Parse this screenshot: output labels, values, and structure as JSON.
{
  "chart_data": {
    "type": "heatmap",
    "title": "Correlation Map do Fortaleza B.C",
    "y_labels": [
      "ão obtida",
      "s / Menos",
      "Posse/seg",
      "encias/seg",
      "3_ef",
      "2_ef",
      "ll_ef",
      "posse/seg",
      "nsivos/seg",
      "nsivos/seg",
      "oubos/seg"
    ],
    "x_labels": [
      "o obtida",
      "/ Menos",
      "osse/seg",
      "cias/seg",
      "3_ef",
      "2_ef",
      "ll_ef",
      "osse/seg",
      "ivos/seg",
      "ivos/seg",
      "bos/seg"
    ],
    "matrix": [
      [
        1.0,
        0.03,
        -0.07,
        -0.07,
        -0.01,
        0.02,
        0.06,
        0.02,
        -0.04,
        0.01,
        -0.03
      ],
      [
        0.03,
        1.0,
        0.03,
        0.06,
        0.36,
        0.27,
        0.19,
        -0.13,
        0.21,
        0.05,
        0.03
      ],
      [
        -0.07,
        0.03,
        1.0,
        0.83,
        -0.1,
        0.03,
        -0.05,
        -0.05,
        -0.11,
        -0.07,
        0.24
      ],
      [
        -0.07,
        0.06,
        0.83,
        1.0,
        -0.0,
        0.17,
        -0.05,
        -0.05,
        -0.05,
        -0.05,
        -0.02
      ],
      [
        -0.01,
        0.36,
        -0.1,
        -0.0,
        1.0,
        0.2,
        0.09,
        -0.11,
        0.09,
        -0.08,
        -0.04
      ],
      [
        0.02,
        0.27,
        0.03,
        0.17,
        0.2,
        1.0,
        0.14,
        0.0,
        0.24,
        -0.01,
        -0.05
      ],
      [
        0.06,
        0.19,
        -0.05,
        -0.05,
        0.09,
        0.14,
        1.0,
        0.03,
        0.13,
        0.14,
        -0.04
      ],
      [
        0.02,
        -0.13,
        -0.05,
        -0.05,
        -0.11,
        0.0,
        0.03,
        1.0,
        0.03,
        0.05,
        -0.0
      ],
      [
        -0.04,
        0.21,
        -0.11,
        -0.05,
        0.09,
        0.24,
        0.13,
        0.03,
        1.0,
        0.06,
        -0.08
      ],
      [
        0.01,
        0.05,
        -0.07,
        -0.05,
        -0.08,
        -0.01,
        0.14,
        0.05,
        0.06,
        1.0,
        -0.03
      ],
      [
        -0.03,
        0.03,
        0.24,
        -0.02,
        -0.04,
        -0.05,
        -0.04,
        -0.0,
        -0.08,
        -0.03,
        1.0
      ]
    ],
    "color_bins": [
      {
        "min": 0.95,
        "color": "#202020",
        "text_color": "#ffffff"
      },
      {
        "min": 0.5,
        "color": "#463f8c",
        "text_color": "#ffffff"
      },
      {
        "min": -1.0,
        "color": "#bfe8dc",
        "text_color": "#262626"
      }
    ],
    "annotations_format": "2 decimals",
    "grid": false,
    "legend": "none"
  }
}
:::::
Write out the entries above word for word.

● **Written solution**
Parse this screenshot: output labels, values, and structure as JSON.
{
  "chart_data": {
    "type": "heatmap",
    "title": "Correlation Map do Fortaleza B.C",
    "y_labels": [
      "ão obtida",
      "s / Menos",
      "Posse/seg",
      "encias/seg",
      "3_ef",
      "2_ef",
      "ll_ef",
      "posse/seg",
      "nsivos/seg",
      "nsivos/seg",
      "oubos/seg"
    ],
    "x_labels": [
      "o obtida",
      "/ Menos",
      "osse/seg",
      "cias/seg",
      "3_ef",
      "2_ef",
      "ll_ef",
      "osse/seg",
      "ivos/seg",
      "ivos/seg",
      "bos/seg"
    ],
    "matrix": [
      [
        1.0,
        0.03,
        -0.07,
        -0.07,
        -0.01,
        0.02,
        0.06,
        0.02,
        -0.04,
        0.01,
        -0.03
      ],
      [
        0.03,
        1.0,
        0.03,
        0.06,
        0.36,
        0.27,
        0.19,
        -0.13,
        0.21,
        0.05,
        0.03
      ],
      [
        -0.07,
        0.03,
        1.0,
        0.83,
        -0.1,
        0.03,
        -0.05,
        -0.05,
        -0.11,
        -0.07,
        0.24
      ],
      [
        -0.07,
        0.06,
        0.83,
        1.0,
        -0.0,
        0.17,
        -0.05,
        -0.05,
        -0.05,
        -0.05,
        -0.02
      ],
      [
        -0.01,
        0.36,
        -0.1,
        -0.0,
        1.0,
        0.2,
        0.09,
        -0.11,
        0.09,
        -0.08,
        -0.04
      ],
      [
        0.02,
        0.27,
        0.03,
        0.17,
        0.2,
        1.0,
        0.14,
        0.0,
        0.24,
        -0.01,
        -0.05
      ],
      [
        0.06,
        0.19,
        -0.05,
        -0.05,
        0.09,
        0.14,
        1.0,
        0.03,
        0.13,
        0.14,
        -0.04
      ],
      [
        0.02,
        -0.13,
        -0.05,
        -0.05,
        -0.11,
        0.0,
        0.03,
        1.0,
        0.03,
        0.05,
        -0.0
      ],
      [
        -0.04,
        0.21,
        -0.11,
        -0.05,
        0.09,
        0.24,
        0.13,
        0.03,
        1.0,
        0.06,
        -0.08
      ],
      [
        0.01,
        0.05,
        -0.07,
        -0.05,
        -0.08,
        -0.01,
        0.14,
        0.05,
        0.06,
        1.0,
        -0.03
      ],
      [
        -0.03,
        0.03,
        0.24,
        -0.02,
        -0.04,
        -0.05,
        -0.04,
        -0.0,
        -0.08,
        -0.03,
        1.0
      ]
    ],
    "color_bins": [
      {
        "min": 0.95,
        "color": "#202020",
        "text_color": "#ffffff"
      },
      {
        "min": 0.5,
        "color": "#463f8c",
        "text_color": "#ffffff"
      },
      {
        "min": -1.0,
        "color": "#bfe8dc",
        "text_color": "#262626"
      }
    ],
    "annotations_format": "2 decimals",
    "grid": false,
    "legend": "none"
  }
}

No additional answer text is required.